* BEGIN Records shown *

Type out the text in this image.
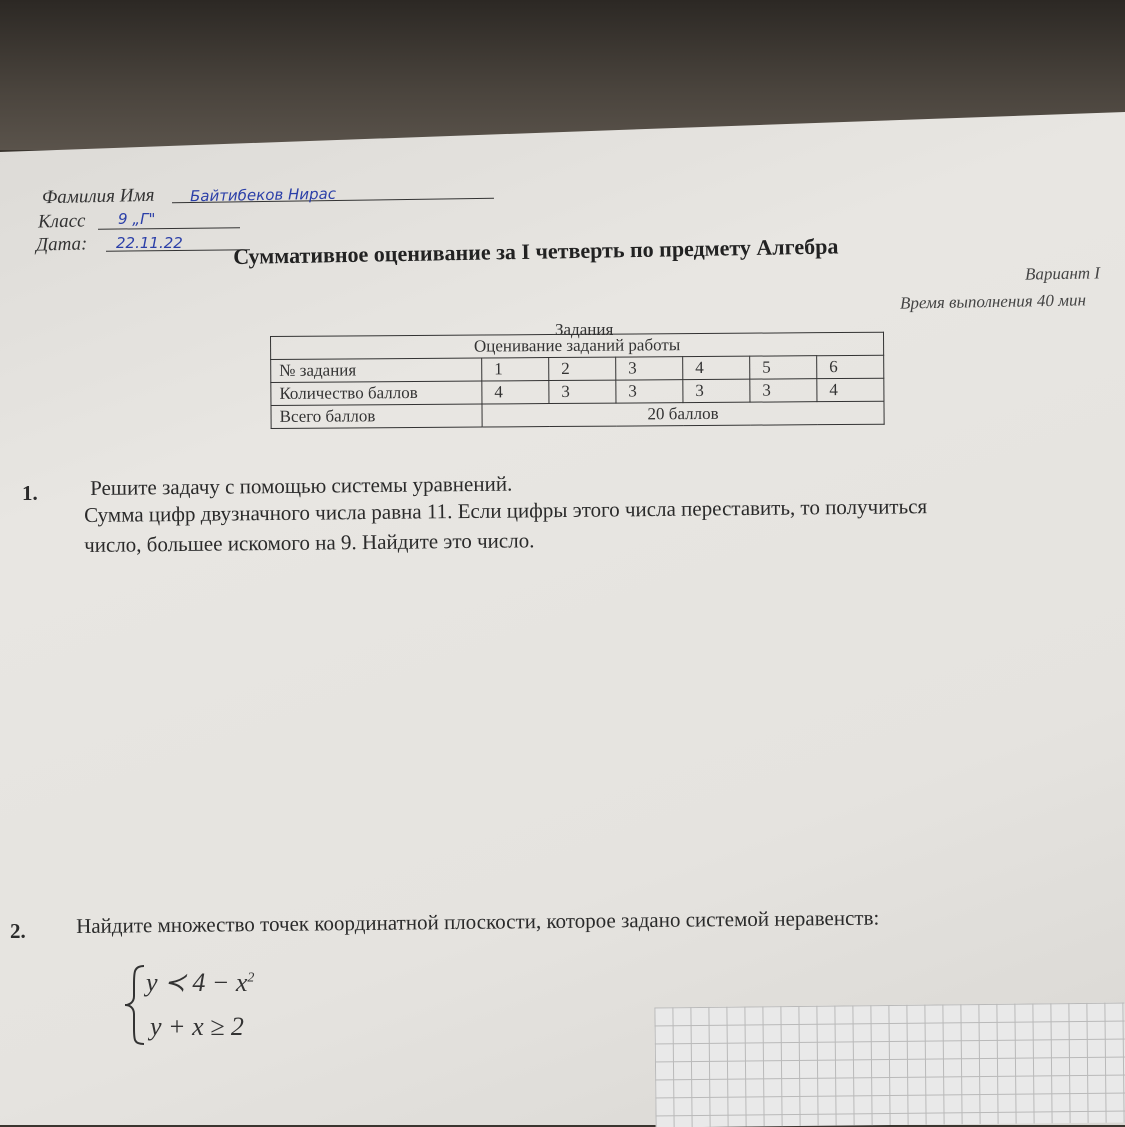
Фамилия Имя Байтибеков Нирас
Класс 9 „Г"
Дата: 22.11.22 Суммативное оценивание за I четверть по предмету Алгебра
Вариант I
Время выполнения 40 мин
Задания
Оценивание заданий работы						
№ задания	1	2	3	4	5	6
Количество баллов	4	3	3	3	3	4
Всего баллов	20 баллов					
1. Решите задачу с помощью системы уравнений.
Сумма цифр двузначного числа равна 11. Если цифры этого числа переставить, то получиться
число, большее искомого на 9. Найдите это число.
2. Найдите множество точек координатной плоскости, которое задано системой неравенств:
y ≺ $4 - x^2$
y + x ≥ 2
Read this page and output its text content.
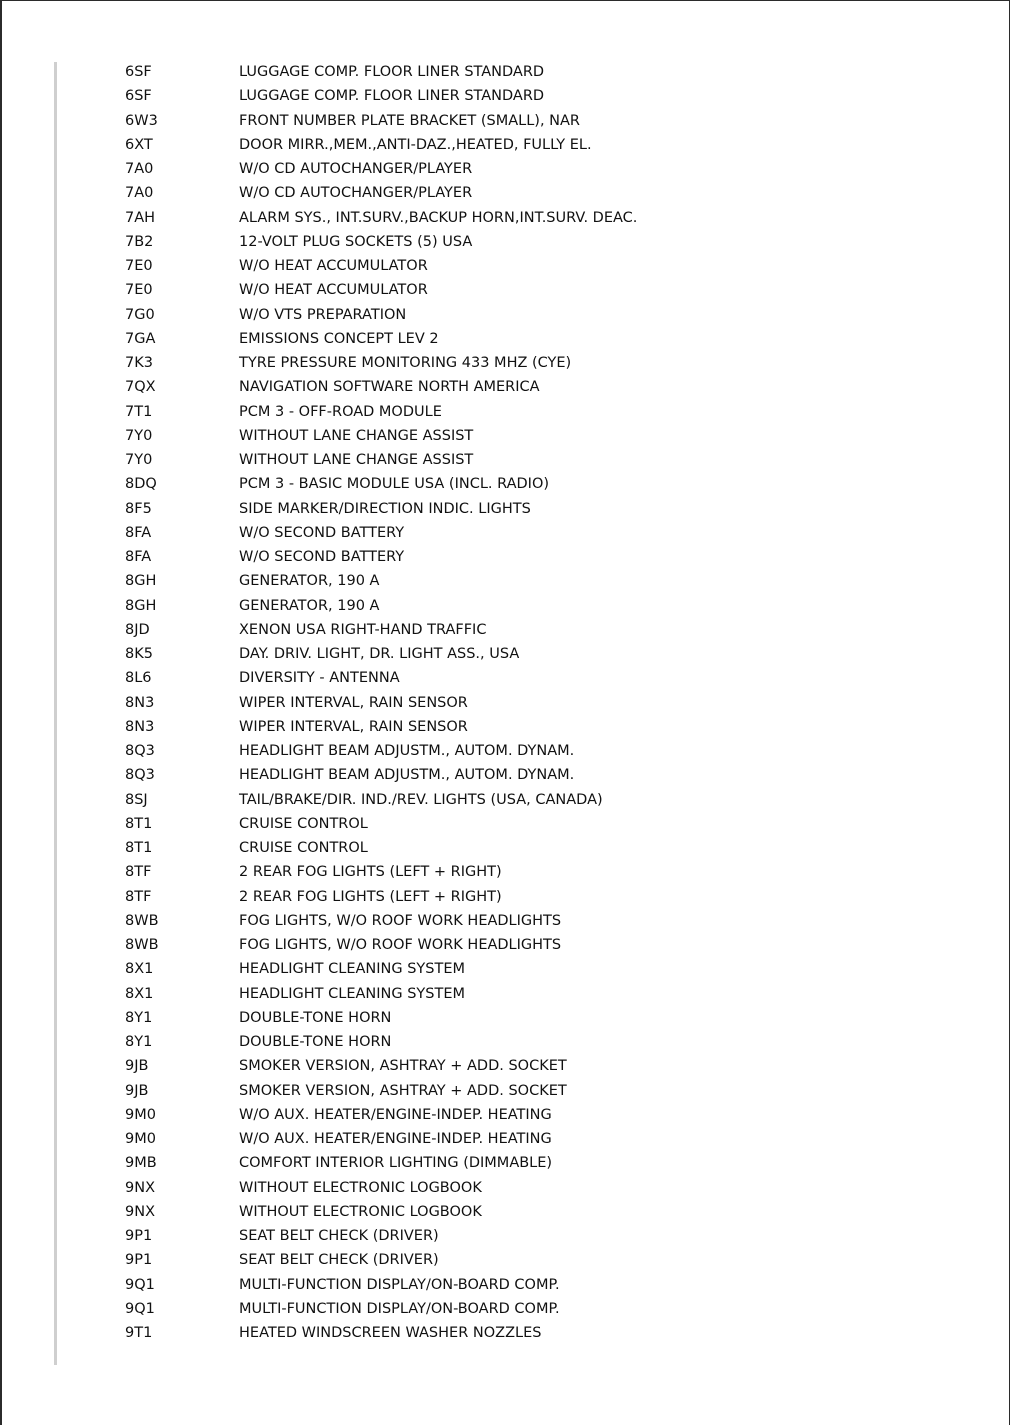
6SF	LUGGAGE COMP. FLOOR LINER STANDARD
6SF	LUGGAGE COMP. FLOOR LINER STANDARD
6W3	FRONT NUMBER PLATE BRACKET (SMALL), NAR
6XT	DOOR MIRR.,MEM.,ANTI-DAZ.,HEATED, FULLY EL.
7A0	W/O CD AUTOCHANGER/PLAYER
7A0	W/O CD AUTOCHANGER/PLAYER
7AH	ALARM SYS., INT.SURV.,BACKUP HORN,INT.SURV. DEAC.
7B2	12-VOLT PLUG SOCKETS (5) USA
7E0	W/O HEAT ACCUMULATOR
7E0	W/O HEAT ACCUMULATOR
7G0	W/O VTS PREPARATION
7GA	EMISSIONS CONCEPT LEV 2
7K3	TYRE PRESSURE MONITORING 433 MHZ (CYE)
7QX	NAVIGATION SOFTWARE NORTH AMERICA
7T1	PCM 3 - OFF-ROAD MODULE
7Y0	WITHOUT LANE CHANGE ASSIST
7Y0	WITHOUT LANE CHANGE ASSIST
8DQ	PCM 3 - BASIC MODULE USA (INCL. RADIO)
8F5	SIDE MARKER/DIRECTION INDIC. LIGHTS
8FA	W/O SECOND BATTERY
8FA	W/O SECOND BATTERY
8GH	GENERATOR, 190 A
8GH	GENERATOR, 190 A
8JD	XENON USA RIGHT-HAND TRAFFIC
8K5	DAY. DRIV. LIGHT, DR. LIGHT ASS., USA
8L6	DIVERSITY - ANTENNA
8N3	WIPER INTERVAL, RAIN SENSOR
8N3	WIPER INTERVAL, RAIN SENSOR
8Q3	HEADLIGHT BEAM ADJUSTM., AUTOM. DYNAM.
8Q3	HEADLIGHT BEAM ADJUSTM., AUTOM. DYNAM.
8SJ	TAIL/BRAKE/DIR. IND./REV. LIGHTS (USA, CANADA)
8T1	CRUISE CONTROL
8T1	CRUISE CONTROL
8TF	2 REAR FOG LIGHTS (LEFT + RIGHT)
8TF	2 REAR FOG LIGHTS (LEFT + RIGHT)
8WB	FOG LIGHTS, W/O ROOF WORK HEADLIGHTS
8WB	FOG LIGHTS, W/O ROOF WORK HEADLIGHTS
8X1	HEADLIGHT CLEANING SYSTEM
8X1	HEADLIGHT CLEANING SYSTEM
8Y1	DOUBLE-TONE HORN
8Y1	DOUBLE-TONE HORN
9JB	SMOKER VERSION, ASHTRAY + ADD. SOCKET
9JB	SMOKER VERSION, ASHTRAY + ADD. SOCKET
9M0	W/O AUX. HEATER/ENGINE-INDEP. HEATING
9M0	W/O AUX. HEATER/ENGINE-INDEP. HEATING
9MB	COMFORT INTERIOR LIGHTING (DIMMABLE)
9NX	WITHOUT ELECTRONIC LOGBOOK
9NX	WITHOUT ELECTRONIC LOGBOOK
9P1	SEAT BELT CHECK (DRIVER)
9P1	SEAT BELT CHECK (DRIVER)
9Q1	MULTI-FUNCTION DISPLAY/ON-BOARD COMP.
9Q1	MULTI-FUNCTION DISPLAY/ON-BOARD COMP.
9T1	HEATED WINDSCREEN WASHER NOZZLES
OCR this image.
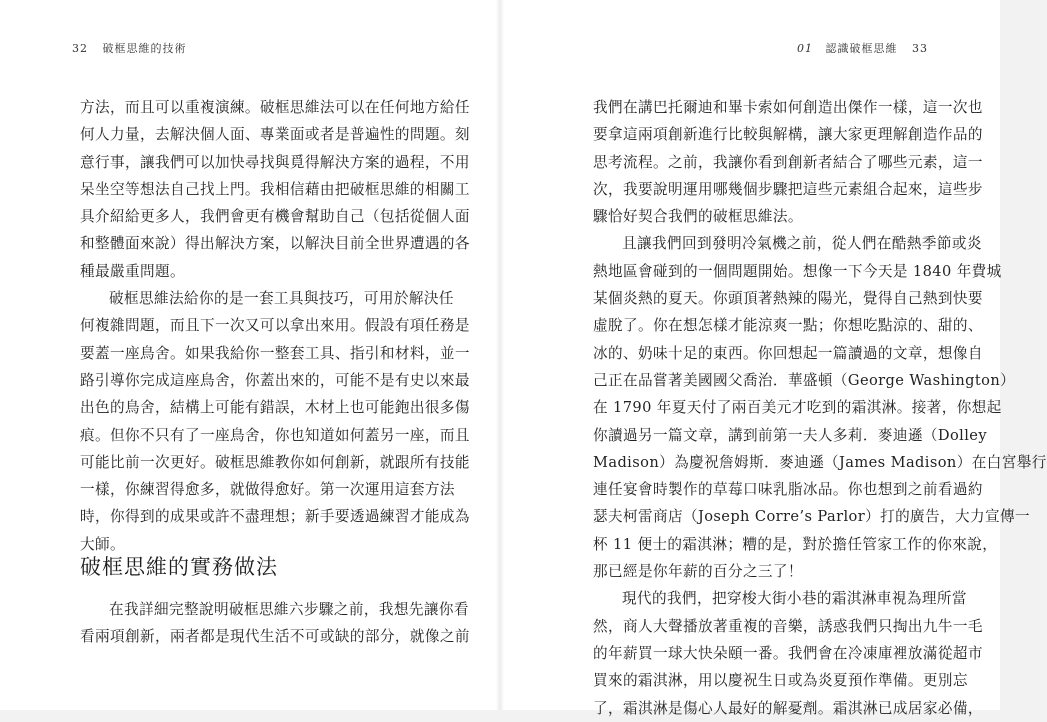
32 破框思維的技術
方法，而且可以重複演練。破框思維法可以在任何地方給任
何人力量，去解決個人面、專業面或者是普遍性的問題。刻
意行事，讓我們可以加快尋找與覓得解決方案的過程，不用
呆坐空等想法自己找上門。我相信藉由把破框思維的相關工
具介紹給更多人，我們會更有機會幫助自己（包括從個人面
和整體面來說）得出解決方案，以解決目前全世界遭遇的各
種最嚴重問題。
破框思維法給你的是一套工具與技巧，可用於解決任
何複雜問題，而且下一次又可以拿出來用。假設有項任務是
要蓋一座鳥舍。如果我給你一整套工具、指引和材料，並一
路引導你完成這座鳥舍，你蓋出來的，可能不是有史以來最
出色的鳥舍，結構上可能有錯誤，木材上也可能鉋出很多傷
痕。但你不只有了一座鳥舍，你也知道如何蓋另一座，而且
可能比前一次更好。破框思維教你如何創新，就跟所有技能
一樣，你練習得愈多，就做得愈好。第一次運用這套方法
時，你得到的成果或許不盡理想；新手要透過練習才能成為
大師。
破框思維的實務做法
在我詳細完整說明破框思維六步驟之前，我想先讓你看
看兩項創新，兩者都是現代生活不可或缺的部分，就像之前
01 認識破框思維 33
我們在講巴托爾迪和畢卡索如何創造出傑作一樣，這一次也
要拿這兩項創新進行比較與解構，讓大家更理解創造作品的
思考流程。之前，我讓你看到創新者結合了哪些元素，這一
次，我要說明運用哪幾個步驟把這些元素組合起來，這些步
驟恰好契合我們的破框思維法。
且讓我們回到發明冷氣機之前，從人們在酷熱季節或炎
熱地區會碰到的一個問題開始。想像一下今天是 1840 年費城
某個炎熱的夏天。你頭頂著熱辣的陽光，覺得自己熱到快要
虛脫了。你在想怎樣才能涼爽一點；你想吃點涼的、甜的、
冰的、奶味十足的東西。你回想起一篇讀過的文章，想像自
己正在品嘗著美國國父喬治．華盛頓（George Washington）
在 1790 年夏天付了兩百美元才吃到的霜淇淋。接著，你想起
你讀過另一篇文章，講到前第一夫人多莉．麥迪遜（Dolley
Madison）為慶祝詹姆斯．麥迪遜（James Madison）在白宮舉行
連任宴會時製作的草莓口味乳脂冰品。你也想到之前看過約
瑟夫柯雷商店（Joseph Corre’s Parlor）打的廣告，大力宣傳一
杯 11 便士的霜淇淋；糟的是，對於擔任管家工作的你來說，
那已經是你年薪的百分之三了！
現代的我們，把穿梭大街小巷的霜淇淋車視為理所當
然，商人大聲播放著重複的音樂，誘惑我們只掏出九牛一毛
的年薪買一球大快朵頤一番。我們會在冷凍庫裡放滿從超市
買來的霜淇淋，用以慶祝生日或為炎夏預作準備。更別忘
了，霜淇淋是傷心人最好的解憂劑。霜淇淋已成居家必備，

* END Records shown *

Stated task — Drop the pictures and reproduce the rest of the entries above exactly.

Result of this task —
Type out the text in this image.
Фамилия Имя Байтибеков Нирас
Класс 9 „Г"
Дата: 22.11.22 Суммативное оценивание за I четверть по предмету Алгебра
Вариант I
Время выполнения 40 мин
Задания
Оценивание заданий работы						
№ задания	1	2	3	4	5	6
Количество баллов	4	3	3	3	3	4
Всего баллов	20 баллов					
1. Решите задачу с помощью системы уравнений.
Сумма цифр двузначного числа равна 11. Если цифры этого числа переставить, то получиться
число, большее искомого на 9. Найдите это число.
2. Найдите множество точек координатной плоскости, которое задано системой неравенств:
y ≺ $4 - x^2$
y + x ≥ 2
Read this page and output its text content.
6SF	LUGGAGE COMP. FLOOR LINER STANDARD
6SF	LUGGAGE COMP. FLOOR LINER STANDARD
6W3	FRONT NUMBER PLATE BRACKET (SMALL), NAR
6XT	DOOR MIRR.,MEM.,ANTI-DAZ.,HEATED, FULLY EL.
7A0	W/O CD AUTOCHANGER/PLAYER
7A0	W/O CD AUTOCHANGER/PLAYER
7AH	ALARM SYS., INT.SURV.,BACKUP HORN,INT.SURV. DEAC.
7B2	12-VOLT PLUG SOCKETS (5) USA
7E0	W/O HEAT ACCUMULATOR
7E0	W/O HEAT ACCUMULATOR
7G0	W/O VTS PREPARATION
7GA	EMISSIONS CONCEPT LEV 2
7K3	TYRE PRESSURE MONITORING 433 MHZ (CYE)
7QX	NAVIGATION SOFTWARE NORTH AMERICA
7T1	PCM 3 - OFF-ROAD MODULE
7Y0	WITHOUT LANE CHANGE ASSIST
7Y0	WITHOUT LANE CHANGE ASSIST
8DQ	PCM 3 - BASIC MODULE USA (INCL. RADIO)
8F5	SIDE MARKER/DIRECTION INDIC. LIGHTS
8FA	W/O SECOND BATTERY
8FA	W/O SECOND BATTERY
8GH	GENERATOR, 190 A
8GH	GENERATOR, 190 A
8JD	XENON USA RIGHT-HAND TRAFFIC
8K5	DAY. DRIV. LIGHT, DR. LIGHT ASS., USA
8L6	DIVERSITY - ANTENNA
8N3	WIPER INTERVAL, RAIN SENSOR
8N3	WIPER INTERVAL, RAIN SENSOR
8Q3	HEADLIGHT BEAM ADJUSTM., AUTOM. DYNAM.
8Q3	HEADLIGHT BEAM ADJUSTM., AUTOM. DYNAM.
8SJ	TAIL/BRAKE/DIR. IND./REV. LIGHTS (USA, CANADA)
8T1	CRUISE CONTROL
8T1	CRUISE CONTROL
8TF	2 REAR FOG LIGHTS (LEFT + RIGHT)
8TF	2 REAR FOG LIGHTS (LEFT + RIGHT)
8WB	FOG LIGHTS, W/O ROOF WORK HEADLIGHTS
8WB	FOG LIGHTS, W/O ROOF WORK HEADLIGHTS
8X1	HEADLIGHT CLEANING SYSTEM
8X1	HEADLIGHT CLEANING SYSTEM
8Y1	DOUBLE-TONE HORN
8Y1	DOUBLE-TONE HORN
9JB	SMOKER VERSION, ASHTRAY + ADD. SOCKET
9JB	SMOKER VERSION, ASHTRAY + ADD. SOCKET
9M0	W/O AUX. HEATER/ENGINE-INDEP. HEATING
9M0	W/O AUX. HEATER/ENGINE-INDEP. HEATING
9MB	COMFORT INTERIOR LIGHTING (DIMMABLE)
9NX	WITHOUT ELECTRONIC LOGBOOK
9NX	WITHOUT ELECTRONIC LOGBOOK
9P1	SEAT BELT CHECK (DRIVER)
9P1	SEAT BELT CHECK (DRIVER)
9Q1	MULTI-FUNCTION DISPLAY/ON-BOARD COMP.
9Q1	MULTI-FUNCTION DISPLAY/ON-BOARD COMP.
9T1	HEATED WINDSCREEN WASHER NOZZLES
OCR this image.
32 破框思維的技術
方法，而且可以重複演練。破框思維法可以在任何地方給任
何人力量，去解決個人面、專業面或者是普遍性的問題。刻
意行事，讓我們可以加快尋找與覓得解決方案的過程，不用
呆坐空等想法自己找上門。我相信藉由把破框思維的相關工
具介紹給更多人，我們會更有機會幫助自己（包括從個人面
和整體面來說）得出解決方案，以解決目前全世界遭遇的各
種最嚴重問題。
破框思維法給你的是一套工具與技巧，可用於解決任
何複雜問題，而且下一次又可以拿出來用。假設有項任務是
要蓋一座鳥舍。如果我給你一整套工具、指引和材料，並一
路引導你完成這座鳥舍，你蓋出來的，可能不是有史以來最
出色的鳥舍，結構上可能有錯誤，木材上也可能鉋出很多傷
痕。但你不只有了一座鳥舍，你也知道如何蓋另一座，而且
可能比前一次更好。破框思維教你如何創新，就跟所有技能
一樣，你練習得愈多，就做得愈好。第一次運用這套方法
時，你得到的成果或許不盡理想；新手要透過練習才能成為
大師。
破框思維的實務做法
在我詳細完整說明破框思維六步驟之前，我想先讓你看
看兩項創新，兩者都是現代生活不可或缺的部分，就像之前
01 認識破框思維 33
我們在講巴托爾迪和畢卡索如何創造出傑作一樣，這一次也
要拿這兩項創新進行比較與解構，讓大家更理解創造作品的
思考流程。之前，我讓你看到創新者結合了哪些元素，這一
次，我要說明運用哪幾個步驟把這些元素組合起來，這些步
驟恰好契合我們的破框思維法。
且讓我們回到發明冷氣機之前，從人們在酷熱季節或炎
熱地區會碰到的一個問題開始。想像一下今天是 1840 年費城
某個炎熱的夏天。你頭頂著熱辣的陽光，覺得自己熱到快要
虛脫了。你在想怎樣才能涼爽一點；你想吃點涼的、甜的、
冰的、奶味十足的東西。你回想起一篇讀過的文章，想像自
己正在品嘗著美國國父喬治．華盛頓（George Washington）
在 1790 年夏天付了兩百美元才吃到的霜淇淋。接著，你想起
你讀過另一篇文章，講到前第一夫人多莉．麥迪遜（Dolley
Madison）為慶祝詹姆斯．麥迪遜（James Madison）在白宮舉行
連任宴會時製作的草莓口味乳脂冰品。你也想到之前看過約
瑟夫柯雷商店（Joseph Corre’s Parlor）打的廣告，大力宣傳一
杯 11 便士的霜淇淋；糟的是，對於擔任管家工作的你來說，
那已經是你年薪的百分之三了！
現代的我們，把穿梭大街小巷的霜淇淋車視為理所當
然，商人大聲播放著重複的音樂，誘惑我們只掏出九牛一毛
的年薪買一球大快朵頤一番。我們會在冷凍庫裡放滿從超市
買來的霜淇淋，用以慶祝生日或為炎夏預作準備。更別忘
了，霜淇淋是傷心人最好的解憂劑。霜淇淋已成居家必備，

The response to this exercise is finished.